(Stored records)
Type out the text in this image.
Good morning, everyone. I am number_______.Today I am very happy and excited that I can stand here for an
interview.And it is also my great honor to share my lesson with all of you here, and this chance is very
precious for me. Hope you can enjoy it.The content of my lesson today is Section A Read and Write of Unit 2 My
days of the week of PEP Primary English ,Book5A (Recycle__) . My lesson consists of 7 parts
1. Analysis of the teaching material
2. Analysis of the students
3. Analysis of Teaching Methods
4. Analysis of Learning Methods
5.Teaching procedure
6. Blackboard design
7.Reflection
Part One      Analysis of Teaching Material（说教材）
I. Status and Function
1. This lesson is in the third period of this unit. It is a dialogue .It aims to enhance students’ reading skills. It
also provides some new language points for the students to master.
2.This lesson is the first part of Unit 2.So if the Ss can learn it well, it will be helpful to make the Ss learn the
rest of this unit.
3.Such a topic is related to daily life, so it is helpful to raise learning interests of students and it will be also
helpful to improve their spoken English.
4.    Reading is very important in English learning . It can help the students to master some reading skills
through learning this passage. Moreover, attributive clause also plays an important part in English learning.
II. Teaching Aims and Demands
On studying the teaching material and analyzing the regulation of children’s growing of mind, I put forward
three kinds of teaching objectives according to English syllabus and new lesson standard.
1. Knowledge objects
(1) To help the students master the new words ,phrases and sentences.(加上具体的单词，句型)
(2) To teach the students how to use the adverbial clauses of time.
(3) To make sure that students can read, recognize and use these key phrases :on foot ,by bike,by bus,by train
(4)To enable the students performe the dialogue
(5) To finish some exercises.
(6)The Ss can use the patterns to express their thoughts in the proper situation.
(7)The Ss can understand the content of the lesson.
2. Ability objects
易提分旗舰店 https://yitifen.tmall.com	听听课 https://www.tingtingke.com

- [THE EXERCISE]:
Output the listing above without altering a single character.

- [TASK SOLUTION]:
Type out the text in this image.
Good morning, everyone. I am number_______.Today I am very happy and excited that I can stand here for an
interview.And it is also my great honor to share my lesson with all of you here, and this chance is very
precious for me. Hope you can enjoy it.The content of my lesson today is Section A Read and Write of Unit 2 My
days of the week of PEP Primary English ,Book5A (Recycle__) . My lesson consists of 7 parts
1. Analysis of the teaching material
2. Analysis of the students
3. Analysis of Teaching Methods
4. Analysis of Learning Methods
5.Teaching procedure
6. Blackboard design
7.Reflection
Part One      Analysis of Teaching Material（说教材）
I. Status and Function
1. This lesson is in the third period of this unit. It is a dialogue .It aims to enhance students’ reading skills. It
also provides some new language points for the students to master.
2.This lesson is the first part of Unit 2.So if the Ss can learn it well, it will be helpful to make the Ss learn the
rest of this unit.
3.Such a topic is related to daily life, so it is helpful to raise learning interests of students and it will be also
helpful to improve their spoken English.
4.    Reading is very important in English learning . It can help the students to master some reading skills
through learning this passage. Moreover, attributive clause also plays an important part in English learning.
II. Teaching Aims and Demands
On studying the teaching material and analyzing the regulation of children’s growing of mind, I put forward
three kinds of teaching objectives according to English syllabus and new lesson standard.
1. Knowledge objects
(1) To help the students master the new words ,phrases and sentences.(加上具体的单词，句型)
(2) To teach the students how to use the adverbial clauses of time.
(3) To make sure that students can read, recognize and use these key phrases :on foot ,by bike,by bus,by train
(4)To enable the students performe the dialogue
(5) To finish some exercises.
(6)The Ss can use the patterns to express their thoughts in the proper situation.
(7)The Ss can understand the content of the lesson.
2. Ability objects
易提分旗舰店 https://yitifen.tmall.com	听听课 https://www.tingtingke.com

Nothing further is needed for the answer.